#### Provided records
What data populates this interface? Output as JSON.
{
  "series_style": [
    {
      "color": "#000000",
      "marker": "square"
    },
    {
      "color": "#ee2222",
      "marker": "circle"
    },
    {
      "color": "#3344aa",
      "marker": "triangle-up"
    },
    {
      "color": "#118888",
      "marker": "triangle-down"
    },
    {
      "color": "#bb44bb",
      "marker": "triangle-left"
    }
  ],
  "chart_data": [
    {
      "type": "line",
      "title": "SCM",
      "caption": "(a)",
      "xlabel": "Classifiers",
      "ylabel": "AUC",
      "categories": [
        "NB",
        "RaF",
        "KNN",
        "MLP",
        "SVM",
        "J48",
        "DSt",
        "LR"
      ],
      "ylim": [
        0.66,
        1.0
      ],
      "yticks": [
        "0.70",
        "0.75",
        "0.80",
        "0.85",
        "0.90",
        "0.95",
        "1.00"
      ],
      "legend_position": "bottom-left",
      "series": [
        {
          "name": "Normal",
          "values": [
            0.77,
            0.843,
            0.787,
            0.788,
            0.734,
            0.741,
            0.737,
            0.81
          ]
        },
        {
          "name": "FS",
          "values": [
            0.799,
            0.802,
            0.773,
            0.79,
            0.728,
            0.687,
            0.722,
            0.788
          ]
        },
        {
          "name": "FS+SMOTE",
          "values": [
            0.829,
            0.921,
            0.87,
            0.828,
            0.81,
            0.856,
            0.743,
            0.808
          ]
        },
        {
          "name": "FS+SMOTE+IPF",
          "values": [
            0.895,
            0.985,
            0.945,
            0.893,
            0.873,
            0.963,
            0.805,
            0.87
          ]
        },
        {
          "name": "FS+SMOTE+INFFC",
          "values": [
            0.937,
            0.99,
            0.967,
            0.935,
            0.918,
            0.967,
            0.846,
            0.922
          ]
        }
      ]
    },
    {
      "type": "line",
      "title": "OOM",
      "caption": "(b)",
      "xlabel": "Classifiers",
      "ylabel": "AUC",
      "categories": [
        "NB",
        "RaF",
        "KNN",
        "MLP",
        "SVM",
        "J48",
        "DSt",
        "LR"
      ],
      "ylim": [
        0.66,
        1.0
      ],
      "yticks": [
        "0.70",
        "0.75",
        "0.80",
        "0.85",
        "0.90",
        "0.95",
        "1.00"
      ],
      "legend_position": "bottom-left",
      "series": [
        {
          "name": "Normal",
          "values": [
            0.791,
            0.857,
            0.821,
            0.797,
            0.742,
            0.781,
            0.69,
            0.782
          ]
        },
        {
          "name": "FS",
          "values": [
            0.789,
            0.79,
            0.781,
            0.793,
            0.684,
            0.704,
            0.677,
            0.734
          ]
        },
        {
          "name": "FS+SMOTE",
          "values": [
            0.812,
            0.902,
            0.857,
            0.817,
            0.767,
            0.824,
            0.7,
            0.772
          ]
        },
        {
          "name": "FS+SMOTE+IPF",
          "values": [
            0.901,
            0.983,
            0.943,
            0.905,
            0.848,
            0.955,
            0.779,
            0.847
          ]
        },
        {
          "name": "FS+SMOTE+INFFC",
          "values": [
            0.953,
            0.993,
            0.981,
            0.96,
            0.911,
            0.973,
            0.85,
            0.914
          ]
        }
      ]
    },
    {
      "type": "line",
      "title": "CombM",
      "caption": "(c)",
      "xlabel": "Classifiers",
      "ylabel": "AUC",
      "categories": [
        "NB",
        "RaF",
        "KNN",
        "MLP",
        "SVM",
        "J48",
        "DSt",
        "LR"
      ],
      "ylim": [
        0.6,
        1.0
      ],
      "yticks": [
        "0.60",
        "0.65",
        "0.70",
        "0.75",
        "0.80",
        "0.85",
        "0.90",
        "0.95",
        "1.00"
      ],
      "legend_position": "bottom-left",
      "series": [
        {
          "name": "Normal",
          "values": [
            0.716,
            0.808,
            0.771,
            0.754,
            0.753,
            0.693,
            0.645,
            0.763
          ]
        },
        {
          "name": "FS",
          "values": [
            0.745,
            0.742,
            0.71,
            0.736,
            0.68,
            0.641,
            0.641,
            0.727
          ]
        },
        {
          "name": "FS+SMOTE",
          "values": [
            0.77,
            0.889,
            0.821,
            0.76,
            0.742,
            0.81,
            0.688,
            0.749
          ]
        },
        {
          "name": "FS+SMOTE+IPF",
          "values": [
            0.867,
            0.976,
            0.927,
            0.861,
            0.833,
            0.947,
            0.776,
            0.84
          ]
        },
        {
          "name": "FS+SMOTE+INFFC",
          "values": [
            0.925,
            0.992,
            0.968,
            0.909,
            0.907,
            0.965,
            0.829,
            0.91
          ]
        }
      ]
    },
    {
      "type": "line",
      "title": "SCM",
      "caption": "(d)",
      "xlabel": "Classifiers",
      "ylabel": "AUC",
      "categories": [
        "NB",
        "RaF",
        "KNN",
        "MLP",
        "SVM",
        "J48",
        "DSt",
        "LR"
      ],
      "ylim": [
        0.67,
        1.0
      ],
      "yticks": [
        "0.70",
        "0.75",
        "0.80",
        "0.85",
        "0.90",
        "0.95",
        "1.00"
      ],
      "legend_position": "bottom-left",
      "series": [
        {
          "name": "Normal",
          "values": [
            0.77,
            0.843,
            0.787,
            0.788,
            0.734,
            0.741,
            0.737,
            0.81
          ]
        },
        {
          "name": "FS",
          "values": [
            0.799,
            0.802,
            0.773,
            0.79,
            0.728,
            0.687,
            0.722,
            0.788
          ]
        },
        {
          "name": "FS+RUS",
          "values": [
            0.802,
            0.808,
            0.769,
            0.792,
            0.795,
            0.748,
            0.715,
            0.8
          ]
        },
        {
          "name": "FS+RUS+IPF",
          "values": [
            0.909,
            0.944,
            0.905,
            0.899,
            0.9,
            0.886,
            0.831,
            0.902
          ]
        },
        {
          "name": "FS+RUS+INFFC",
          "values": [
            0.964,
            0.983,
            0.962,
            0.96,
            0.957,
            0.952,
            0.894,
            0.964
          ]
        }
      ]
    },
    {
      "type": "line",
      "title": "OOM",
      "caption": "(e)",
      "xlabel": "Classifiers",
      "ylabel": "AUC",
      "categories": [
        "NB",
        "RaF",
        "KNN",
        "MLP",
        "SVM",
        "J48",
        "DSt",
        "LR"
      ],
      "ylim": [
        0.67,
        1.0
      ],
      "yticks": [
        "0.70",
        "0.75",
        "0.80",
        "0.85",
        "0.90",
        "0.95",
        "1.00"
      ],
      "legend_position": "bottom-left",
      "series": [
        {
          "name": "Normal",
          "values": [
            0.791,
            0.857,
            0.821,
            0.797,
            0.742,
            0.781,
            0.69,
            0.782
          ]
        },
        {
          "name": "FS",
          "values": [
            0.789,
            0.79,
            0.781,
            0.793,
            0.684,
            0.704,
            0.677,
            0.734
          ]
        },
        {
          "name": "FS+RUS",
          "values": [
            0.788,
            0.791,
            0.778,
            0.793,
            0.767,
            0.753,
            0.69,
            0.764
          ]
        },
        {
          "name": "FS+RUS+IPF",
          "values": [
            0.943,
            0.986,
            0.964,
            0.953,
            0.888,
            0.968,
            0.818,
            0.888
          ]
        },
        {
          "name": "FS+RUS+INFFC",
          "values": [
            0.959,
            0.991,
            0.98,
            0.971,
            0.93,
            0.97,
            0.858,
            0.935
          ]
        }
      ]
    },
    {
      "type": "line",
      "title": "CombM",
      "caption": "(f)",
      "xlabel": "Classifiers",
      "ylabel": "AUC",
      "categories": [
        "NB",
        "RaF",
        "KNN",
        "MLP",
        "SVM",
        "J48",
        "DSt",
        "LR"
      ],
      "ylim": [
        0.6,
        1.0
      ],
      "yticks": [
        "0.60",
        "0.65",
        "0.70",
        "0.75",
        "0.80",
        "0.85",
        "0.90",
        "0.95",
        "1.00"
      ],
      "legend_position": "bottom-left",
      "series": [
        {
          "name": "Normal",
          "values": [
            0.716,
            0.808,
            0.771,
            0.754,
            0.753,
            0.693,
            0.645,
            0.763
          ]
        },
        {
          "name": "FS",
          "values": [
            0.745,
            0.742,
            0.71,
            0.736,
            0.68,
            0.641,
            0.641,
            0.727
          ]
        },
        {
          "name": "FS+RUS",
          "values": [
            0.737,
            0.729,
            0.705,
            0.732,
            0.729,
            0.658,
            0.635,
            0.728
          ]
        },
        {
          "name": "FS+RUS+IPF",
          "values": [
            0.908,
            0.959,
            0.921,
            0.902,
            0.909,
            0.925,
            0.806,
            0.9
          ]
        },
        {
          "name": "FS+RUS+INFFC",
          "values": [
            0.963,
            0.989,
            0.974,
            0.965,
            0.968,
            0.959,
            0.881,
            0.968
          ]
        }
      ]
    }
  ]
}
########
Copy every line of the material in which the word "marker" occurs.

      "marker": "square"
      "marker": "circle"
      "marker": "triangle-up"
      "marker": "triangle-down"
      "marker": "triangle-left"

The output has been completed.